Data records |
★ ★ ★
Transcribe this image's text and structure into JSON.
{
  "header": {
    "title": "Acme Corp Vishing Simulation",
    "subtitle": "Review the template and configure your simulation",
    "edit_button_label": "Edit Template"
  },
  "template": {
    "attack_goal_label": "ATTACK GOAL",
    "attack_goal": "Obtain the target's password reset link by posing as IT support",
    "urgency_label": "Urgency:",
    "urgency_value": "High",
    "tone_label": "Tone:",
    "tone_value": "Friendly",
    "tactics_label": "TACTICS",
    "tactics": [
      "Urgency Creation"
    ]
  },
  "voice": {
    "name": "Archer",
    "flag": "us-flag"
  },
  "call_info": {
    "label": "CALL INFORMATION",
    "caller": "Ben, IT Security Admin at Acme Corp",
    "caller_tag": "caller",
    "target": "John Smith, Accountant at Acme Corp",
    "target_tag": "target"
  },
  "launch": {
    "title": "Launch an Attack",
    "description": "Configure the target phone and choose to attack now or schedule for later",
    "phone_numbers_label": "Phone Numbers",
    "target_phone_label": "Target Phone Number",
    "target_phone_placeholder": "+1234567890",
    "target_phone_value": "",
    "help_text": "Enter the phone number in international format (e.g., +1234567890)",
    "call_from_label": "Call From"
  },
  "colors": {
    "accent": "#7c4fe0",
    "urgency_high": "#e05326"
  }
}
★ ★ ★
What you should do | Your task is to extract all of the records exactly.

Response |
Transcribe this image's text and structure into JSON.
{
  "header": {
    "title": "Acme Corp Vishing Simulation",
    "subtitle": "Review the template and configure your simulation",
    "edit_button_label": "Edit Template"
  },
  "template": {
    "attack_goal_label": "ATTACK GOAL",
    "attack_goal": "Obtain the target's password reset link by posing as IT support",
    "urgency_label": "Urgency:",
    "urgency_value": "High",
    "tone_label": "Tone:",
    "tone_value": "Friendly",
    "tactics_label": "TACTICS",
    "tactics": [
      "Urgency Creation"
    ]
  },
  "voice": {
    "name": "Archer",
    "flag": "us-flag"
  },
  "call_info": {
    "label": "CALL INFORMATION",
    "caller": "Ben, IT Security Admin at Acme Corp",
    "caller_tag": "caller",
    "target": "John Smith, Accountant at Acme Corp",
    "target_tag": "target"
  },
  "launch": {
    "title": "Launch an Attack",
    "description": "Configure the target phone and choose to attack now or schedule for later",
    "phone_numbers_label": "Phone Numbers",
    "target_phone_label": "Target Phone Number",
    "target_phone_placeholder": "+1234567890",
    "target_phone_value": "",
    "help_text": "Enter the phone number in international format (e.g., +1234567890)",
    "call_from_label": "Call From"
  },
  "colors": {
    "accent": "#7c4fe0",
    "urgency_high": "#e05326"
  }
}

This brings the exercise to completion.